▶ Items from a data source:
******
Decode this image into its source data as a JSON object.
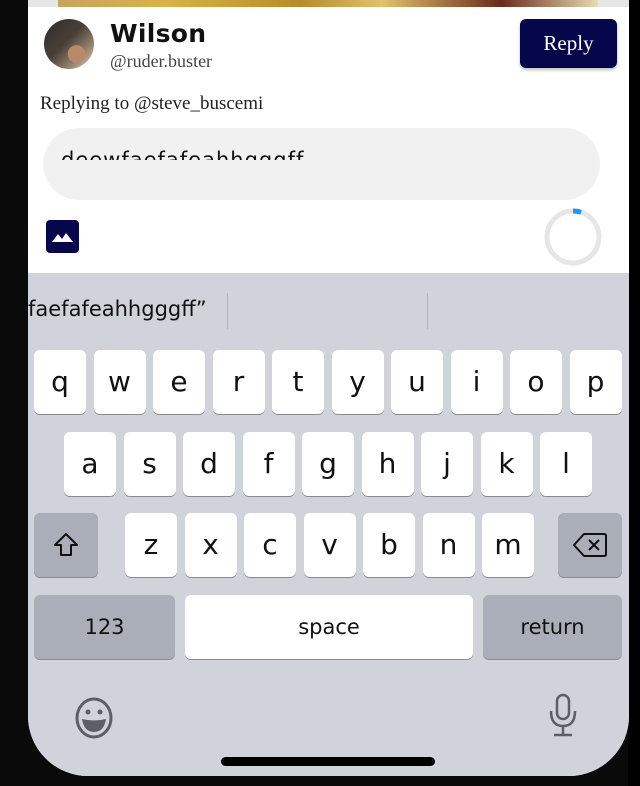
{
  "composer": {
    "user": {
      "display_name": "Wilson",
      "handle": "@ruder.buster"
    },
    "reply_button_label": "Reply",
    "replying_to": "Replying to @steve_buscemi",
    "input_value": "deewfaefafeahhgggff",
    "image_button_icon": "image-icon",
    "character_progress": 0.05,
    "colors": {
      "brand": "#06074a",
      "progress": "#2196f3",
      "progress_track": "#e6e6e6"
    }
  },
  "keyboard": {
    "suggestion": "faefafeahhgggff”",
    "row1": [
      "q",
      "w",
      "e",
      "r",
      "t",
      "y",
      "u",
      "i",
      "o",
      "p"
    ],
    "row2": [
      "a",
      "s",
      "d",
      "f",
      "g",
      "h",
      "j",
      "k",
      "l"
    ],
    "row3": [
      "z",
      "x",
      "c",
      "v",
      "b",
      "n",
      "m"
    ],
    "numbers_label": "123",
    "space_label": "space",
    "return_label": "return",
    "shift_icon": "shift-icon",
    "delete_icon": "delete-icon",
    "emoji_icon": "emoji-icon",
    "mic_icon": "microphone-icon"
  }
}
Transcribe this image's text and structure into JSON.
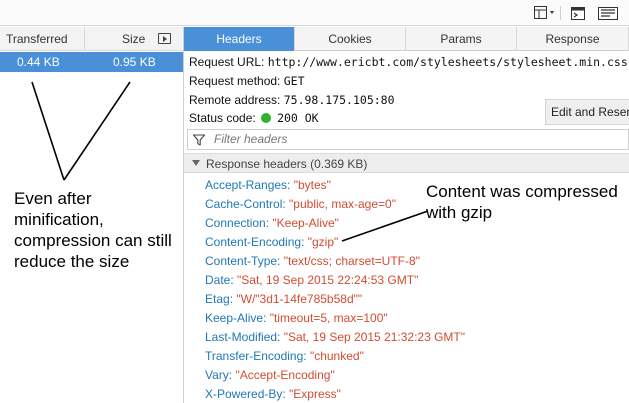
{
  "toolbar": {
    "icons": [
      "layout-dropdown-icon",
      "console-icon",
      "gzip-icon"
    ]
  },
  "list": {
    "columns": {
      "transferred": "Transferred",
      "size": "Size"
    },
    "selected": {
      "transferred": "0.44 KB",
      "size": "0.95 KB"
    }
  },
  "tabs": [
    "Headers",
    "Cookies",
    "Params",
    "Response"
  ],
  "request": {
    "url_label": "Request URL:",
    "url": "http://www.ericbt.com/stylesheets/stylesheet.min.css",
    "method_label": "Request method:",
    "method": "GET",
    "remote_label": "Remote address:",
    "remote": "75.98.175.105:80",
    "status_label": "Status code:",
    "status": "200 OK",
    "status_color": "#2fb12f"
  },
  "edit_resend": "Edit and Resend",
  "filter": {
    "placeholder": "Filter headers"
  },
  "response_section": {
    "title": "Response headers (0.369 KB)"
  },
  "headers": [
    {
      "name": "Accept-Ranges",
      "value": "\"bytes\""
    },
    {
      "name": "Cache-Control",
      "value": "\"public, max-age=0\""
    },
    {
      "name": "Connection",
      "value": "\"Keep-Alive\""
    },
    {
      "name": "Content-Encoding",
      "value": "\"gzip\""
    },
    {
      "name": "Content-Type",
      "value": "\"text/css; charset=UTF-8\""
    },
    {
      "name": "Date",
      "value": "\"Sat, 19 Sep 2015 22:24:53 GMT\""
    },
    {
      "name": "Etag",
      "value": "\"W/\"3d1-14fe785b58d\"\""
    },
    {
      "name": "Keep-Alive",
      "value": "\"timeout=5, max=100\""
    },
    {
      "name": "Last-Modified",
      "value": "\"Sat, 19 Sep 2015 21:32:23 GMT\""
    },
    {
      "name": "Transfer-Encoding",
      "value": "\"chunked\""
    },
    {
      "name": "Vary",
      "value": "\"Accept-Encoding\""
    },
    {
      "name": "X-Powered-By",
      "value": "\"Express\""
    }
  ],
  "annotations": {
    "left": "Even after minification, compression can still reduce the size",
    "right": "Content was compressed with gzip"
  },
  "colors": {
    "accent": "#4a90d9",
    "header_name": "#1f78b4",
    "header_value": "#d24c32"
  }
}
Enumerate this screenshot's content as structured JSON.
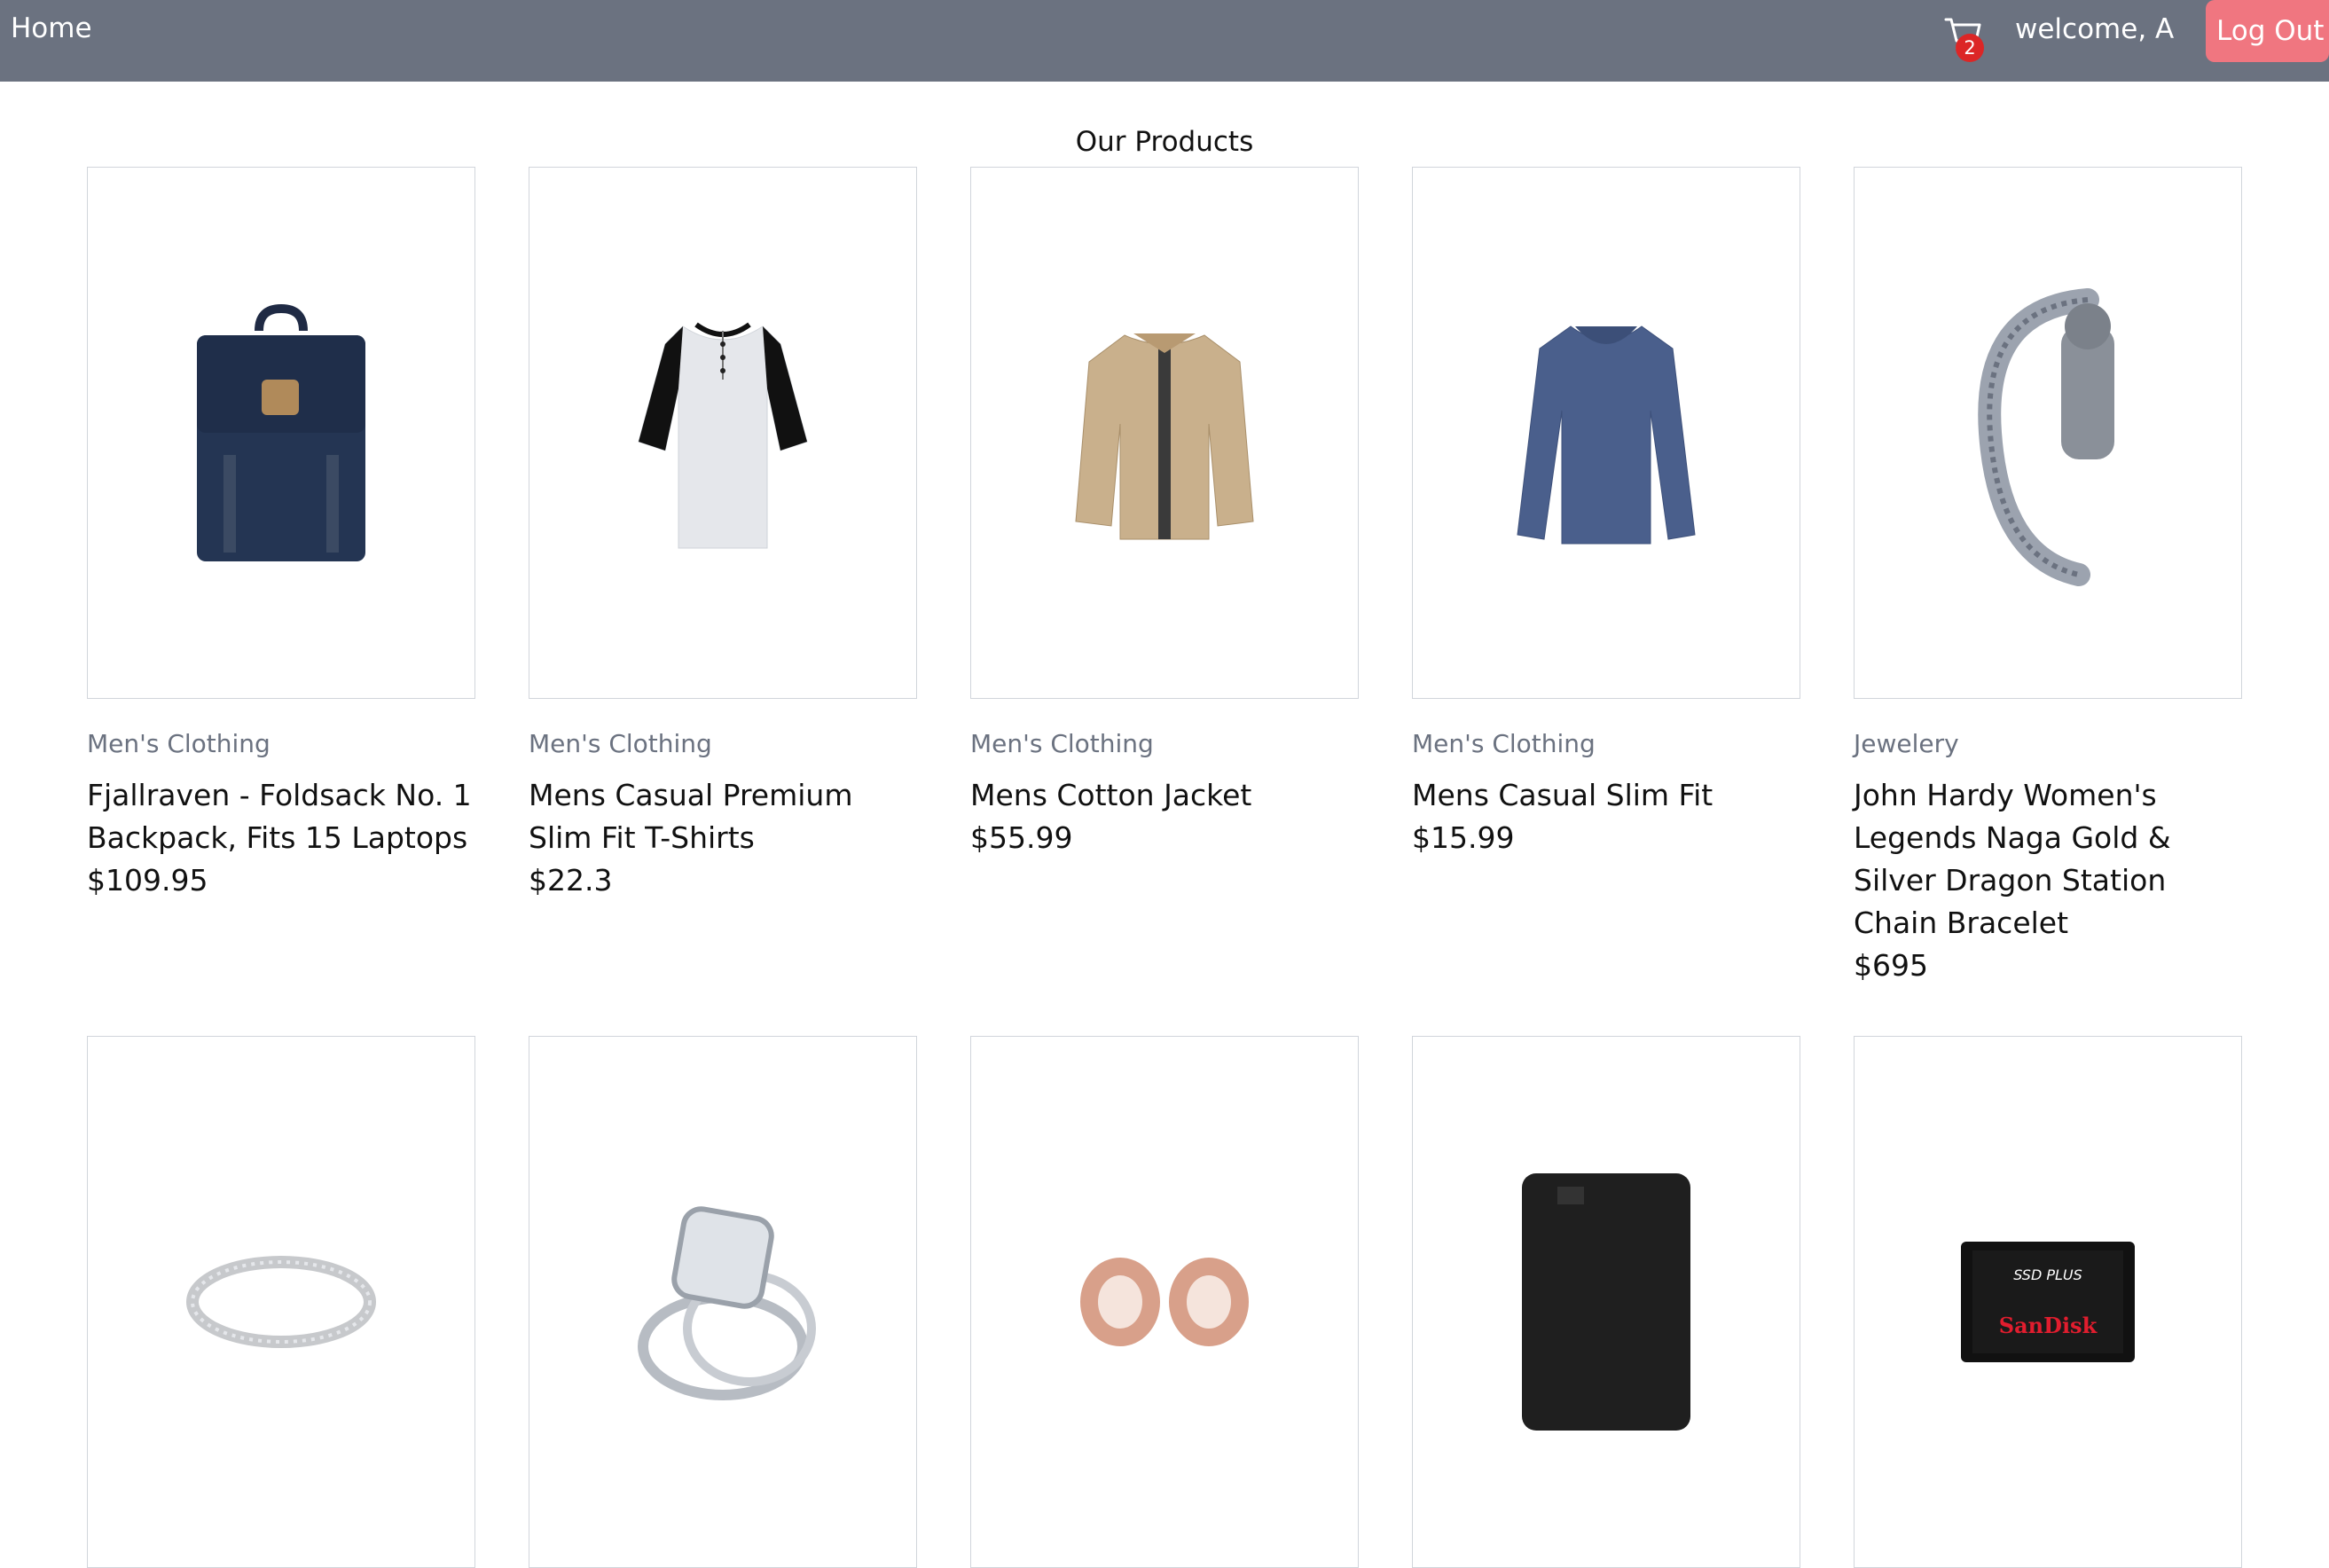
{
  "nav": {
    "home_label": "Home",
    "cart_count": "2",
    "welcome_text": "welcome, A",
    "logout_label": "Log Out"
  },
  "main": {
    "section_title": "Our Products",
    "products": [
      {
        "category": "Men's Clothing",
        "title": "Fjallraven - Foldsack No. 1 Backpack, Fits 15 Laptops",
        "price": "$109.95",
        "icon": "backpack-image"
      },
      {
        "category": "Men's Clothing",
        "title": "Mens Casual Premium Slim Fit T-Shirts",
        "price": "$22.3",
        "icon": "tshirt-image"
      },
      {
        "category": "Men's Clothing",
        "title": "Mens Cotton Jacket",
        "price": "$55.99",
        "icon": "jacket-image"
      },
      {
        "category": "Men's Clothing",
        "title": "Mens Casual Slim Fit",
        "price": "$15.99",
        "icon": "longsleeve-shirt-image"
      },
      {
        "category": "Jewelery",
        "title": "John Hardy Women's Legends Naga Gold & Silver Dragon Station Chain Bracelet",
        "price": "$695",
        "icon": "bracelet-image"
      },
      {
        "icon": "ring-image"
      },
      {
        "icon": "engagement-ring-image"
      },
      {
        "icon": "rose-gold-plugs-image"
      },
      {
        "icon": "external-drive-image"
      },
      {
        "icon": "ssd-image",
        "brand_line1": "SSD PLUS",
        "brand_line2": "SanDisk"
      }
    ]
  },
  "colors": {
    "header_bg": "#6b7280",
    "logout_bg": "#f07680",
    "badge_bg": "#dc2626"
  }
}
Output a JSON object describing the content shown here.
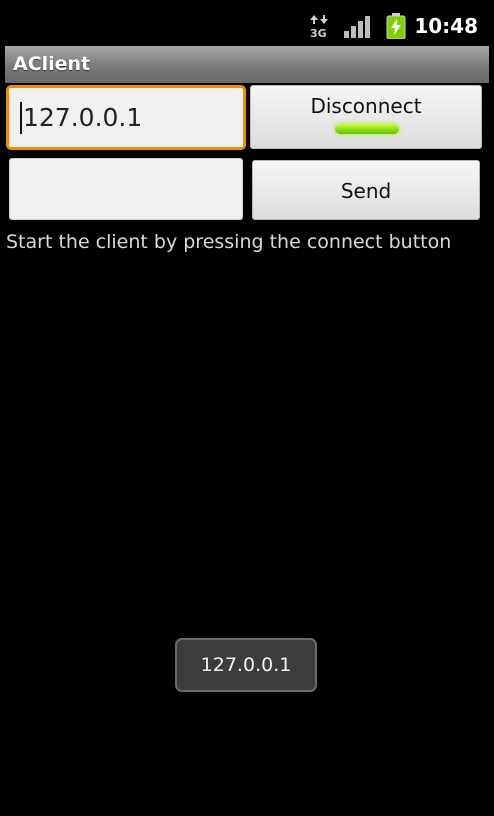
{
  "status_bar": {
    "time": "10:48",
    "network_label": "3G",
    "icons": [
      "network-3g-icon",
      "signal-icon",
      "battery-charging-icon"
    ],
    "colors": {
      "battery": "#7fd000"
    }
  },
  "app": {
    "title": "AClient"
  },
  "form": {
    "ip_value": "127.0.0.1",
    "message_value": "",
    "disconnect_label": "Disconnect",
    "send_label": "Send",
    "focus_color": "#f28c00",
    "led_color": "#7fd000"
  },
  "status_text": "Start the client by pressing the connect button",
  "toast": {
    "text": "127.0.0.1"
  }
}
******
Extract each line from the listing that holds the word "Slim".

▶ SOLUTION FOR THIS PROBLEM:
        "title": "Mens Casual Premium Slim Fit T-Shirts",
        "title": "Mens Casual Slim Fit",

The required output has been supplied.